- Task material
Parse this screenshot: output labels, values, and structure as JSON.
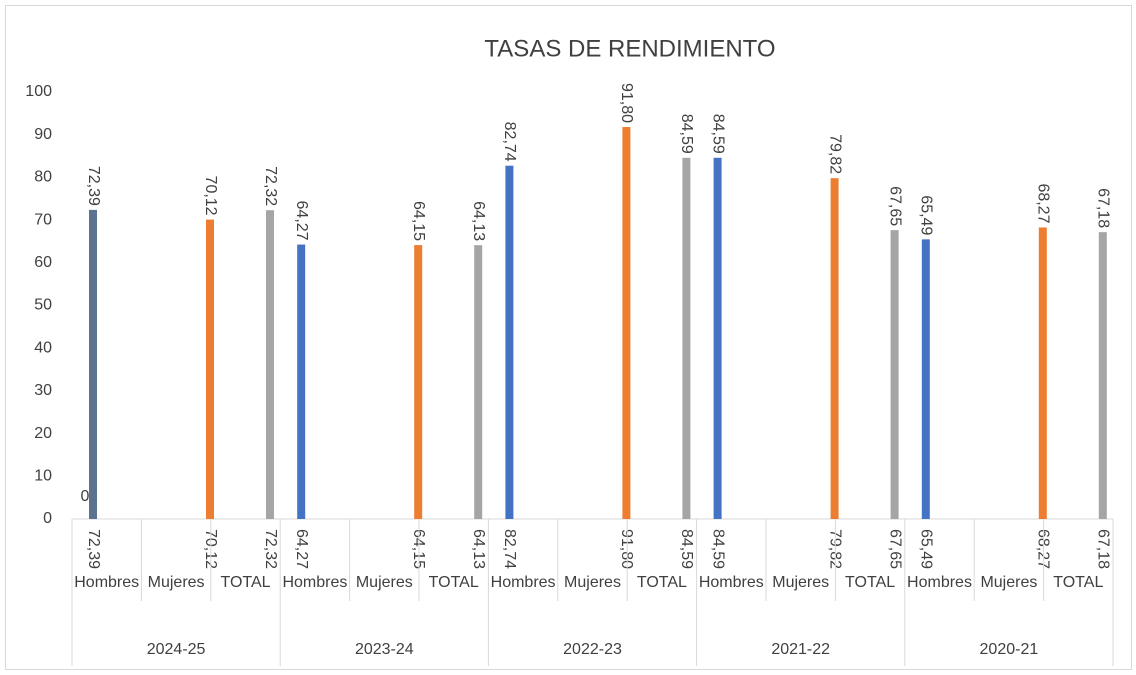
{
  "chart_data": {
    "type": "bar",
    "title": "TASAS DE RENDIMIENTO",
    "categories": [
      "72,39",
      "70,12",
      "72,32",
      "64,27",
      "64,15",
      "64,13",
      "82,74",
      "91,80",
      "84,59",
      "84,59",
      "79,82",
      "67,65",
      "65,49",
      "68,27",
      "67,18"
    ],
    "sublabels": [
      "Hombres",
      "Mujeres",
      "TOTAL",
      "Hombres",
      "Mujeres",
      "TOTAL",
      "Hombres",
      "Mujeres",
      "TOTAL",
      "Hombres",
      "Mujeres",
      "TOTAL",
      "Hombres",
      "Mujeres",
      "TOTAL"
    ],
    "groups": [
      "2024-25",
      "2023-24",
      "2022-23",
      "2021-22",
      "2020-21"
    ],
    "values": [
      72.39,
      70.12,
      72.32,
      64.27,
      64.15,
      64.13,
      82.74,
      91.8,
      84.59,
      84.59,
      79.82,
      67.65,
      65.49,
      68.27,
      67.18
    ],
    "value_labels": [
      "72,39",
      "70,12",
      "72,32",
      "64,27",
      "64,15",
      "64,13",
      "82,74",
      "91,80",
      "84,59",
      "84,59",
      "79,82",
      "67,65",
      "65,49",
      "68,27",
      "67,18"
    ],
    "colors": [
      "#5b7290",
      "#ed7d31",
      "#a5a5a5",
      "#4472c4",
      "#ed7d31",
      "#a5a5a5",
      "#4472c4",
      "#ed7d31",
      "#a5a5a5",
      "#4472c4",
      "#ed7d31",
      "#a5a5a5",
      "#4472c4",
      "#ed7d31",
      "#a5a5a5"
    ],
    "annotations": [
      "0"
    ],
    "ylim": [
      0,
      100
    ],
    "yticks": [
      0,
      10,
      20,
      30,
      40,
      50,
      60,
      70,
      80,
      90,
      100
    ],
    "grid": false
  }
}
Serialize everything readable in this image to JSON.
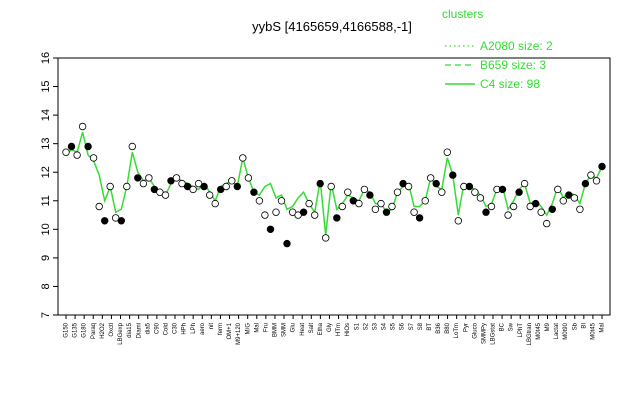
{
  "chart_data": {
    "type": "line",
    "title": "yybS [4165659,4166588,-1]",
    "xlabel": "",
    "ylabel": "",
    "ylim": [
      7,
      16
    ],
    "yticks": [
      7,
      8,
      9,
      10,
      11,
      12,
      13,
      14,
      15,
      16
    ],
    "grid": false,
    "legend": {
      "title": "clusters",
      "placement": "top-right",
      "entries": [
        {
          "label": "A2080 size: 2",
          "style": "dotted"
        },
        {
          "label": "B659 size: 3",
          "style": "dashed"
        },
        {
          "label": "C4 size: 98",
          "style": "solid"
        }
      ]
    },
    "line_color": "#33dd33",
    "x_tick_labels": [
      "G150",
      "G135",
      "G180",
      "Paraq",
      "H2O2",
      "Oxctl",
      "LBGexp",
      "dia15",
      "Diami",
      "dia5",
      "C90",
      "Cold",
      "C30",
      "HPh",
      "LPh",
      "aero",
      "nit",
      "ferm",
      "OM+1",
      "M9+120",
      "M/G",
      "Mal",
      "Fru",
      "BMM",
      "SMM",
      "Glu",
      "Heat",
      "Salt",
      "Etha",
      "Gly",
      "HTm",
      "HiOs",
      "S1",
      "S2",
      "S3",
      "S4",
      "S5",
      "S6",
      "S7",
      "S8",
      "BT",
      "B36",
      "B80",
      "LoTm",
      "Pyr",
      "Gluco",
      "SMMPy",
      "LBGstat",
      "BC",
      "Sw",
      "LPhT",
      "LBGtran",
      "M0t45",
      "M9",
      "Lactat",
      "M0t90",
      "Sb",
      "BI",
      "M0t45",
      "Mal"
    ],
    "series": [
      {
        "name": "C4 size: 98",
        "values": [
          12.6,
          12.8,
          12.7,
          13.4,
          12.6,
          12.4,
          11.9,
          11.0,
          11.5,
          10.6,
          10.7,
          11.5,
          12.7,
          12.0,
          11.7,
          11.8,
          11.5,
          11.3,
          11.2,
          11.6,
          11.8,
          11.7,
          11.6,
          11.5,
          11.4,
          11.6,
          11.3,
          11.0,
          11.5,
          11.6,
          11.7,
          11.5,
          12.5,
          11.8,
          11.3,
          11.2,
          11.5,
          11.6,
          11.1,
          11.2,
          10.7,
          10.8,
          11.1,
          11.3,
          10.9,
          10.6,
          11.7,
          9.8,
          11.6,
          10.7,
          10.9,
          11.2,
          11.1,
          11.0,
          11.4,
          11.3,
          10.9,
          10.9,
          10.6,
          10.7,
          11.3,
          11.5,
          11.6,
          10.8,
          10.8,
          11.0,
          11.8,
          11.5,
          11.4,
          12.5,
          11.9,
          10.5,
          11.6,
          11.5,
          11.4,
          11.2,
          10.8,
          10.9,
          11.4,
          11.5,
          10.7,
          11.0,
          11.4,
          11.6,
          10.9,
          11.0,
          10.8,
          10.5,
          10.9,
          11.5,
          11.1,
          11.3,
          11.2,
          10.9,
          11.6,
          11.9,
          11.8,
          12.2
        ],
        "points": [
          12.7,
          12.9,
          12.6,
          13.6,
          12.9,
          12.5,
          10.8,
          10.3,
          11.5,
          10.4,
          10.3,
          11.5,
          12.9,
          11.8,
          11.6,
          11.8,
          11.4,
          11.3,
          11.2,
          11.7,
          11.8,
          11.6,
          11.5,
          11.4,
          11.6,
          11.5,
          11.2,
          10.9,
          11.4,
          11.5,
          11.7,
          11.5,
          12.5,
          11.8,
          11.3,
          11.0,
          10.5,
          10.0,
          10.6,
          11.0,
          9.5,
          10.6,
          10.5,
          10.6,
          10.9,
          10.5,
          11.6,
          9.7,
          11.5,
          10.4,
          10.8,
          11.3,
          11.0,
          10.9,
          11.4,
          11.2,
          10.7,
          10.9,
          10.6,
          10.8,
          11.3,
          11.6,
          11.5,
          10.6,
          10.4,
          11.0,
          11.8,
          11.6,
          11.3,
          12.7,
          11.9,
          10.3,
          11.5,
          11.5,
          11.3,
          11.1,
          10.6,
          10.8,
          11.4,
          11.4,
          10.5,
          10.8,
          11.3,
          11.6,
          10.8,
          10.9,
          10.6,
          10.2,
          10.7,
          11.4,
          11.0,
          11.2,
          11.1,
          10.7,
          11.6,
          11.9,
          11.7,
          12.2
        ]
      }
    ]
  }
}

- Do this
An exact transcription of all the entries is required, without the pictures.

- The completed task
Parse this screenshot: output labels, values, and structure as JSON.
{
  "chart_data": {
    "type": "bar",
    "title": "TASAS DE RENDIMIENTO",
    "categories": [
      "72,39",
      "70,12",
      "72,32",
      "64,27",
      "64,15",
      "64,13",
      "82,74",
      "91,80",
      "84,59",
      "84,59",
      "79,82",
      "67,65",
      "65,49",
      "68,27",
      "67,18"
    ],
    "sublabels": [
      "Hombres",
      "Mujeres",
      "TOTAL",
      "Hombres",
      "Mujeres",
      "TOTAL",
      "Hombres",
      "Mujeres",
      "TOTAL",
      "Hombres",
      "Mujeres",
      "TOTAL",
      "Hombres",
      "Mujeres",
      "TOTAL"
    ],
    "groups": [
      "2024-25",
      "2023-24",
      "2022-23",
      "2021-22",
      "2020-21"
    ],
    "values": [
      72.39,
      70.12,
      72.32,
      64.27,
      64.15,
      64.13,
      82.74,
      91.8,
      84.59,
      84.59,
      79.82,
      67.65,
      65.49,
      68.27,
      67.18
    ],
    "value_labels": [
      "72,39",
      "70,12",
      "72,32",
      "64,27",
      "64,15",
      "64,13",
      "82,74",
      "91,80",
      "84,59",
      "84,59",
      "79,82",
      "67,65",
      "65,49",
      "68,27",
      "67,18"
    ],
    "colors": [
      "#5b7290",
      "#ed7d31",
      "#a5a5a5",
      "#4472c4",
      "#ed7d31",
      "#a5a5a5",
      "#4472c4",
      "#ed7d31",
      "#a5a5a5",
      "#4472c4",
      "#ed7d31",
      "#a5a5a5",
      "#4472c4",
      "#ed7d31",
      "#a5a5a5"
    ],
    "annotations": [
      "0"
    ],
    "ylim": [
      0,
      100
    ],
    "yticks": [
      0,
      10,
      20,
      30,
      40,
      50,
      60,
      70,
      80,
      90,
      100
    ],
    "grid": false
  }
}
Serialize everything readable in this image to JSON.
{
  "chart_data": {
    "type": "line",
    "title": "yybS [4165659,4166588,-1]",
    "xlabel": "",
    "ylabel": "",
    "ylim": [
      7,
      16
    ],
    "yticks": [
      7,
      8,
      9,
      10,
      11,
      12,
      13,
      14,
      15,
      16
    ],
    "grid": false,
    "legend": {
      "title": "clusters",
      "placement": "top-right",
      "entries": [
        {
          "label": "A2080 size: 2",
          "style": "dotted"
        },
        {
          "label": "B659 size: 3",
          "style": "dashed"
        },
        {
          "label": "C4 size: 98",
          "style": "solid"
        }
      ]
    },
    "line_color": "#33dd33",
    "x_tick_labels": [
      "G150",
      "G135",
      "G180",
      "Paraq",
      "H2O2",
      "Oxctl",
      "LBGexp",
      "dia15",
      "Diami",
      "dia5",
      "C90",
      "Cold",
      "C30",
      "HPh",
      "LPh",
      "aero",
      "nit",
      "ferm",
      "OM+1",
      "M9+120",
      "M/G",
      "Mal",
      "Fru",
      "BMM",
      "SMM",
      "Glu",
      "Heat",
      "Salt",
      "Etha",
      "Gly",
      "HTm",
      "HiOs",
      "S1",
      "S2",
      "S3",
      "S4",
      "S5",
      "S6",
      "S7",
      "S8",
      "BT",
      "B36",
      "B80",
      "LoTm",
      "Pyr",
      "Gluco",
      "SMMPy",
      "LBGstat",
      "BC",
      "Sw",
      "LPhT",
      "LBGtran",
      "M0t45",
      "M9",
      "Lactat",
      "M0t90",
      "Sb",
      "BI",
      "M0t45",
      "Mal"
    ],
    "series": [
      {
        "name": "C4 size: 98",
        "values": [
          12.6,
          12.8,
          12.7,
          13.4,
          12.6,
          12.4,
          11.9,
          11.0,
          11.5,
          10.6,
          10.7,
          11.5,
          12.7,
          12.0,
          11.7,
          11.8,
          11.5,
          11.3,
          11.2,
          11.6,
          11.8,
          11.7,
          11.6,
          11.5,
          11.4,
          11.6,
          11.3,
          11.0,
          11.5,
          11.6,
          11.7,
          11.5,
          12.5,
          11.8,
          11.3,
          11.2,
          11.5,
          11.6,
          11.1,
          11.2,
          10.7,
          10.8,
          11.1,
          11.3,
          10.9,
          10.6,
          11.7,
          9.8,
          11.6,
          10.7,
          10.9,
          11.2,
          11.1,
          11.0,
          11.4,
          11.3,
          10.9,
          10.9,
          10.6,
          10.7,
          11.3,
          11.5,
          11.6,
          10.8,
          10.8,
          11.0,
          11.8,
          11.5,
          11.4,
          12.5,
          11.9,
          10.5,
          11.6,
          11.5,
          11.4,
          11.2,
          10.8,
          10.9,
          11.4,
          11.5,
          10.7,
          11.0,
          11.4,
          11.6,
          10.9,
          11.0,
          10.8,
          10.5,
          10.9,
          11.5,
          11.1,
          11.3,
          11.2,
          10.9,
          11.6,
          11.9,
          11.8,
          12.2
        ],
        "points": [
          12.7,
          12.9,
          12.6,
          13.6,
          12.9,
          12.5,
          10.8,
          10.3,
          11.5,
          10.4,
          10.3,
          11.5,
          12.9,
          11.8,
          11.6,
          11.8,
          11.4,
          11.3,
          11.2,
          11.7,
          11.8,
          11.6,
          11.5,
          11.4,
          11.6,
          11.5,
          11.2,
          10.9,
          11.4,
          11.5,
          11.7,
          11.5,
          12.5,
          11.8,
          11.3,
          11.0,
          10.5,
          10.0,
          10.6,
          11.0,
          9.5,
          10.6,
          10.5,
          10.6,
          10.9,
          10.5,
          11.6,
          9.7,
          11.5,
          10.4,
          10.8,
          11.3,
          11.0,
          10.9,
          11.4,
          11.2,
          10.7,
          10.9,
          10.6,
          10.8,
          11.3,
          11.6,
          11.5,
          10.6,
          10.4,
          11.0,
          11.8,
          11.6,
          11.3,
          12.7,
          11.9,
          10.3,
          11.5,
          11.5,
          11.3,
          11.1,
          10.6,
          10.8,
          11.4,
          11.4,
          10.5,
          10.8,
          11.3,
          11.6,
          10.8,
          10.9,
          10.6,
          10.2,
          10.7,
          11.4,
          11.0,
          11.2,
          11.1,
          10.7,
          11.6,
          11.9,
          11.7,
          12.2
        ]
      }
    ]
  }
}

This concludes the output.